--- Text under study ---
=====
Children’s Poster Contest Sheds Light on Sun Safety/ Annual competition gives students a chance to raise awareness, win prizes; deadline—April 13
Release Date: 02/26/2009
Contact Information: Mary Simms, 415-947-4270, firstname.lastname@example.org
(SAN FRANCISCO) –Calling all artists! Did you know too much sun can lead to skin cancer, immune system suppression, cataracts and other types of eye damage? Students can help raise awareness about sun safety and win prizes by entering the 2009 SunWise with SHADE poster contest. More than 65,000 students have helped spread the message of sun safety by participating in this annual contest since its creation in 2003.
More people will be diagnosed with skin cancer this year than breast, prostate, lung, and colon cancer combined. Sun protection is especially important for children because unprotected exposure in childhood increases the chances of developing the most dangerous forms of skin cancer and melanoma. One in 58 children born in 2008 will develop melanoma during their lifetime—almost 20 times higher than for people born in 1930.
Students in grades K-8 can submit hand-drawn posters by April 13 with an attached official entry form found at: http://www.shadefoundation.org/index.php/programs/2009-poster-contest. Entries should be original, creative, show ways to prevent skin cancer and raise sun safety awareness.
“Doing my poster was a lot of fun, and so was going around town getting votes,” said 2007 co-winner Katie M. “So many people I met knew someone with melanoma. My dad has had melanoma and I think it’s important to let other people know about it.”
=====
Records from a data source:
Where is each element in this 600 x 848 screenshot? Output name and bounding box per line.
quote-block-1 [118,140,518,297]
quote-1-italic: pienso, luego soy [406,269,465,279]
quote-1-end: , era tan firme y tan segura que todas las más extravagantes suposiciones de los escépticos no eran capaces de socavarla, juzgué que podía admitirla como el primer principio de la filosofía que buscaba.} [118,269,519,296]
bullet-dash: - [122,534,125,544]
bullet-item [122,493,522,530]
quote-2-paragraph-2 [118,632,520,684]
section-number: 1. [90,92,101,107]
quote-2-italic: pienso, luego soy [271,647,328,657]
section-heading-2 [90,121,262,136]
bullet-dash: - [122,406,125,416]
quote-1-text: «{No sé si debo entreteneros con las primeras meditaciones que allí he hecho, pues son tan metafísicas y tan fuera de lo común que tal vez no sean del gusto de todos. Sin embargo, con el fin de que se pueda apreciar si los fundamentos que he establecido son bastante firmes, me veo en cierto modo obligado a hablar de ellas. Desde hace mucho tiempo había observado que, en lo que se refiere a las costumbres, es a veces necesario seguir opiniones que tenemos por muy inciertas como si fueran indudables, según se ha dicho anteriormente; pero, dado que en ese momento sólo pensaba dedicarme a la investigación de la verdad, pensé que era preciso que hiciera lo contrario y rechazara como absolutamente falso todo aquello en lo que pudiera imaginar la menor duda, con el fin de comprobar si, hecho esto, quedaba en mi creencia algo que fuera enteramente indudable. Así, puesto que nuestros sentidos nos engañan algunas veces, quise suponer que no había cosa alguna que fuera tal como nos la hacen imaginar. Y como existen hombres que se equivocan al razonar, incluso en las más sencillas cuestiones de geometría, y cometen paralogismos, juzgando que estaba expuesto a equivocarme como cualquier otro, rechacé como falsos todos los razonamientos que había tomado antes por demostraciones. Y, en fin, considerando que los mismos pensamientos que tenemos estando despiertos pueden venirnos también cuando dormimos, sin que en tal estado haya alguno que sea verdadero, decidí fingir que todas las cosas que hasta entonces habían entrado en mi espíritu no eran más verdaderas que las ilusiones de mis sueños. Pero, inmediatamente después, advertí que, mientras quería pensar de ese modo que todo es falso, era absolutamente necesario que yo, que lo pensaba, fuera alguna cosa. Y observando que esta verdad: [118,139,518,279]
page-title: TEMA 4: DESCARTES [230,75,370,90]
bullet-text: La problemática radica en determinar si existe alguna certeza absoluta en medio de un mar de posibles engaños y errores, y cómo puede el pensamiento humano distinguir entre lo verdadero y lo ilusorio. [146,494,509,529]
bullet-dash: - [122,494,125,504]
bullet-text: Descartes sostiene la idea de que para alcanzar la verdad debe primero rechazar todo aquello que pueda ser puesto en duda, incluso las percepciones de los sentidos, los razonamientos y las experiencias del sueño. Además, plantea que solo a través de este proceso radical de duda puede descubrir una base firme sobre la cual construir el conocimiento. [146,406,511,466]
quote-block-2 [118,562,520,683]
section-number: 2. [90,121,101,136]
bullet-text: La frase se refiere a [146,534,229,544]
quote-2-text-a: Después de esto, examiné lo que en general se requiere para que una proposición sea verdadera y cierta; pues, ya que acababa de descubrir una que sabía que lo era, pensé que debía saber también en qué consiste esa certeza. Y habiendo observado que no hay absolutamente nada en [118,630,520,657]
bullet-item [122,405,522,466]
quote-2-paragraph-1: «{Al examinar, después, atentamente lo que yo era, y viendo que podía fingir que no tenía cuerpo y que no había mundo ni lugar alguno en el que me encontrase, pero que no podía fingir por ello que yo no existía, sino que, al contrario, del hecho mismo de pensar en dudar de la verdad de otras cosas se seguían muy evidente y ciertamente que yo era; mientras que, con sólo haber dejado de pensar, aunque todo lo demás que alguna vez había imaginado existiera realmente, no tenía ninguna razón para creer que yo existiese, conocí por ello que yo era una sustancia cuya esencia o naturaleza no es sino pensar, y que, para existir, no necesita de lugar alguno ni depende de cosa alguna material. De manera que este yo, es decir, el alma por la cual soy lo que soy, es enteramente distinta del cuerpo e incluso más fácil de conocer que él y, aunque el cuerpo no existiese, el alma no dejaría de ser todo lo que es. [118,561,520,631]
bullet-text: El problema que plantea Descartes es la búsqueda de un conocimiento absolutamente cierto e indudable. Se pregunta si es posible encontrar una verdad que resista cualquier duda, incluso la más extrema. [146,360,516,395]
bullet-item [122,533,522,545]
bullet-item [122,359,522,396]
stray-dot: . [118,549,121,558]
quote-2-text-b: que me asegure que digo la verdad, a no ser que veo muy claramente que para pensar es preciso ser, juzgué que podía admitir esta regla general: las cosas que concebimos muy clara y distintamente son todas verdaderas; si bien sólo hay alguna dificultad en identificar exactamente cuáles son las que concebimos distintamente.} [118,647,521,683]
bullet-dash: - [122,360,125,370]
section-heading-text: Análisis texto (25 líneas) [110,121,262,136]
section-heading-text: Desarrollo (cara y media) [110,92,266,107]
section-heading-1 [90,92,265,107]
=====
In the press release on the sun safety poster contest, rewrite the paragraph that begins "Students in grades K-8" as a short list that keeps its main facts. The records are separate material with no connection to the text.

- Eligible entrants: students in grades K-8
- What to submit: a hand-drawn poster with an attached official entry form, available at http://www.shadefoundation.org/index.php/programs/2009-poster-contest
- Deadline: April 13
- Requirements: entries should be original and creative, show ways to prevent skin cancer, and raise sun safety awareness